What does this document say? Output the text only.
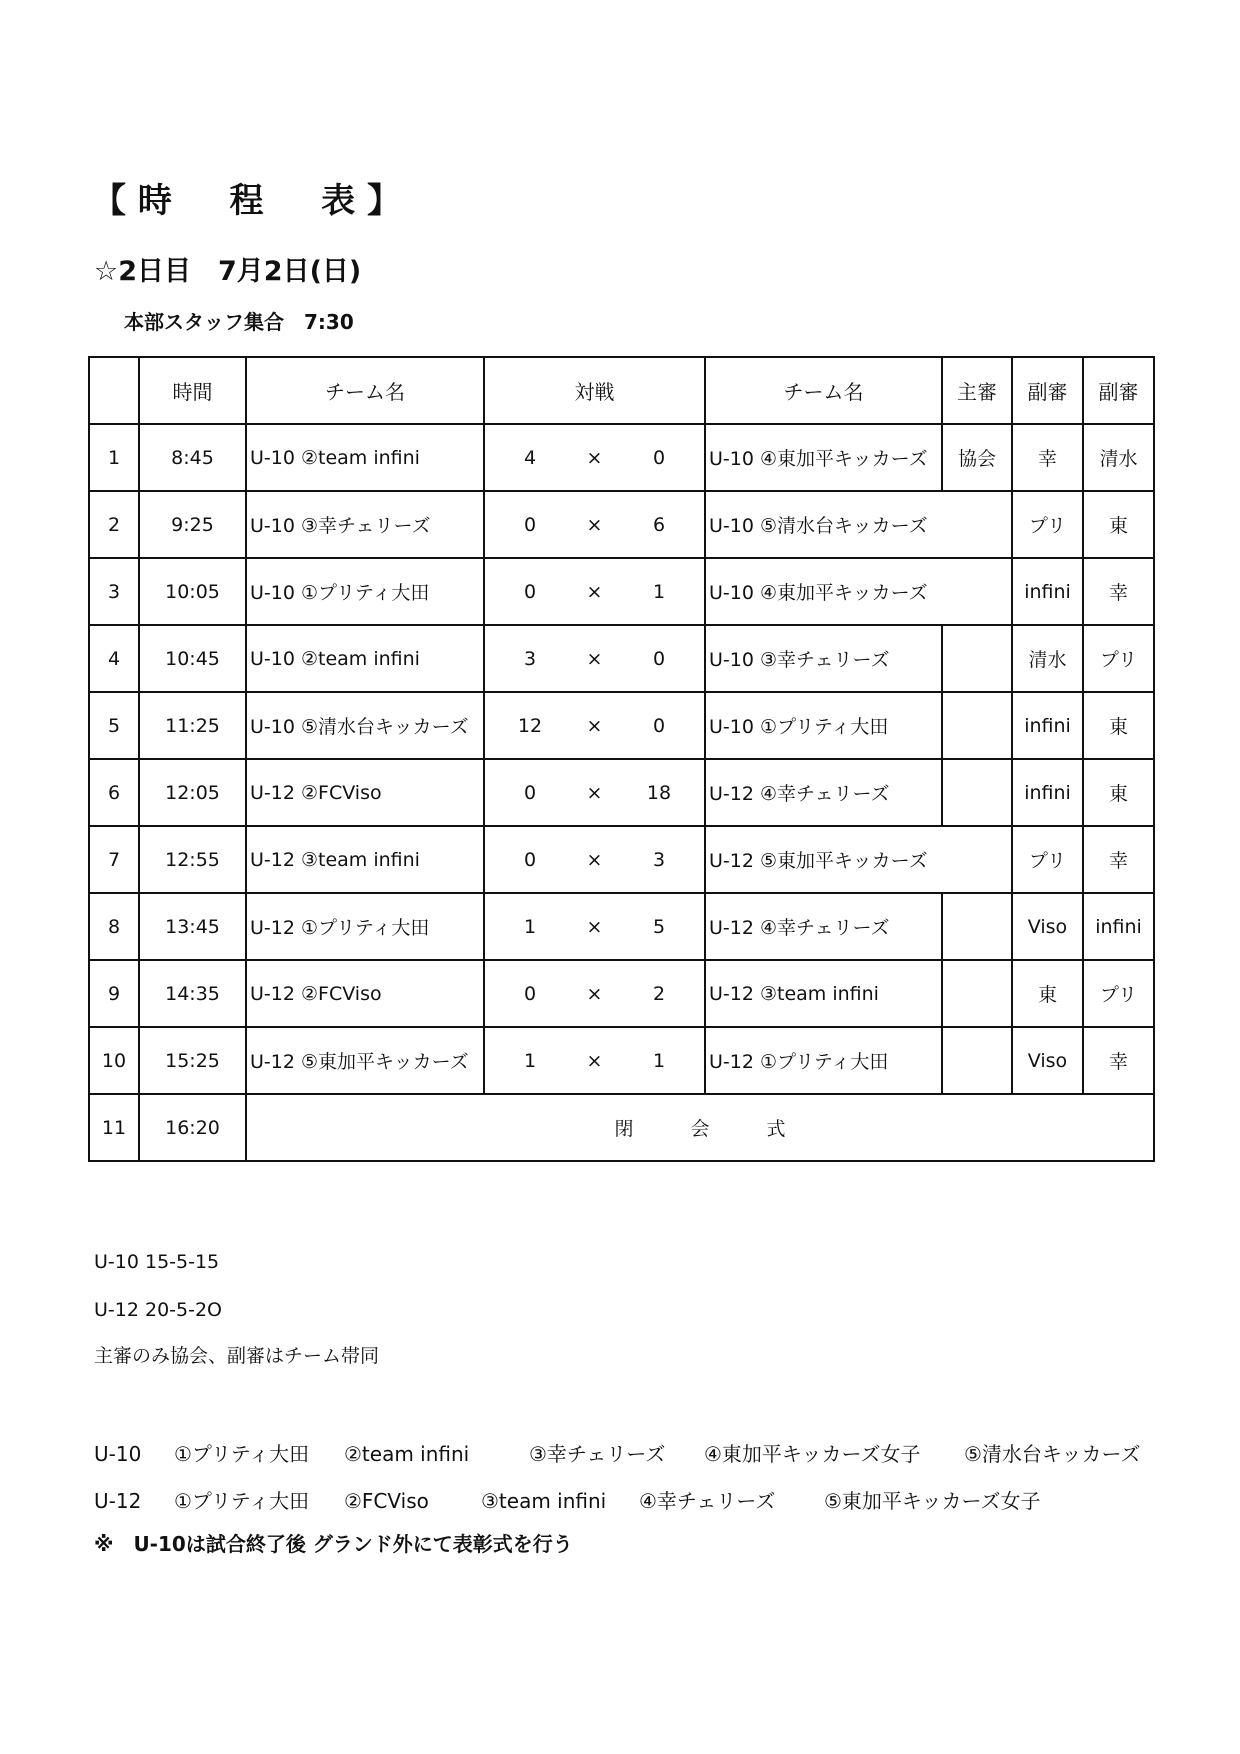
【 時 　 程 　 表 】
☆2日目　7月2日(日)
本部スタッフ集合　7:30
	時間	チーム名	対戦	チーム名	主審	副審	副審
1	8:45	U-10 ②team infini	4 × 0	U-10 ④東加平キッカーズ	協会	幸	清水
2	9:25	U-10 ③幸チェリーズ	0 × 6	U-10 ⑤清水台キッカーズ		プリ	東
3	10:05	U-10 ①プリティ大田	0 × 1	U-10 ④東加平キッカーズ		infini	幸
4	10:45	U-10 ②team infini	3 × 0	U-10 ③幸チェリーズ		清水	プリ
5	11:25	U-10 ⑤清水台キッカーズ	12 × 0	U-10 ①プリティ大田		infini	東
6	12:05	U-12 ②FCViso	0 × 18	U-12 ④幸チェリーズ		infini	東
7	12:55	U-12 ③team infini	0 × 3	U-12 ⑤東加平キッカーズ		プリ	幸
8	13:45	U-12 ①プリティ大田	1 × 5	U-12 ④幸チェリーズ		Viso	infini
9	14:35	U-12 ②FCViso	0 × 2	U-12 ③team infini		東	プリ
10	15:25	U-12 ⑤東加平キッカーズ	1 × 1	U-12 ①プリティ大田		Viso	幸
11	16:20	閉　　　会　　　式					
U-10 15-5-15
U-12 20-5-2O
主審のみ協会、副審はチーム帯同
U-10 ①プリティ大田 ②team infini	③幸チェリーズ ④東加平キッカーズ女子 ⑤清水台キッカーズ
U-12 ①プリティ大田 ②FCViso	③team infini ④幸チェリーズ ⑤東加平キッカーズ女子
※　U-10は試合終了後 グランド外にて表彰式を行う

Aim:
Quote all of the entries word for word, omitting any pictures.

Solution to this task:
What does this document say? Output the text only.
【 時 　 程 　 表 】
☆2日目　7月2日(日)
本部スタッフ集合　7:30
	時間	チーム名	対戦	チーム名	主審	副審	副審
1	8:45	U-10 ②team infini	4 × 0	U-10 ④東加平キッカーズ	協会	幸	清水
2	9:25	U-10 ③幸チェリーズ	0 × 6	U-10 ⑤清水台キッカーズ		プリ	東
3	10:05	U-10 ①プリティ大田	0 × 1	U-10 ④東加平キッカーズ		infini	幸
4	10:45	U-10 ②team infini	3 × 0	U-10 ③幸チェリーズ		清水	プリ
5	11:25	U-10 ⑤清水台キッカーズ	12 × 0	U-10 ①プリティ大田		infini	東
6	12:05	U-12 ②FCViso	0 × 18	U-12 ④幸チェリーズ		infini	東
7	12:55	U-12 ③team infini	0 × 3	U-12 ⑤東加平キッカーズ		プリ	幸
8	13:45	U-12 ①プリティ大田	1 × 5	U-12 ④幸チェリーズ		Viso	infini
9	14:35	U-12 ②FCViso	0 × 2	U-12 ③team infini		東	プリ
10	15:25	U-12 ⑤東加平キッカーズ	1 × 1	U-12 ①プリティ大田		Viso	幸
11	16:20	閉　　　会　　　式					
U-10 15-5-15
U-12 20-5-2O
主審のみ協会、副審はチーム帯同
U-10 ①プリティ大田 ②team infini	③幸チェリーズ ④東加平キッカーズ女子 ⑤清水台キッカーズ
U-12 ①プリティ大田 ②FCViso	③team infini ④幸チェリーズ ⑤東加平キッカーズ女子
※　U-10は試合終了後 グランド外にて表彰式を行う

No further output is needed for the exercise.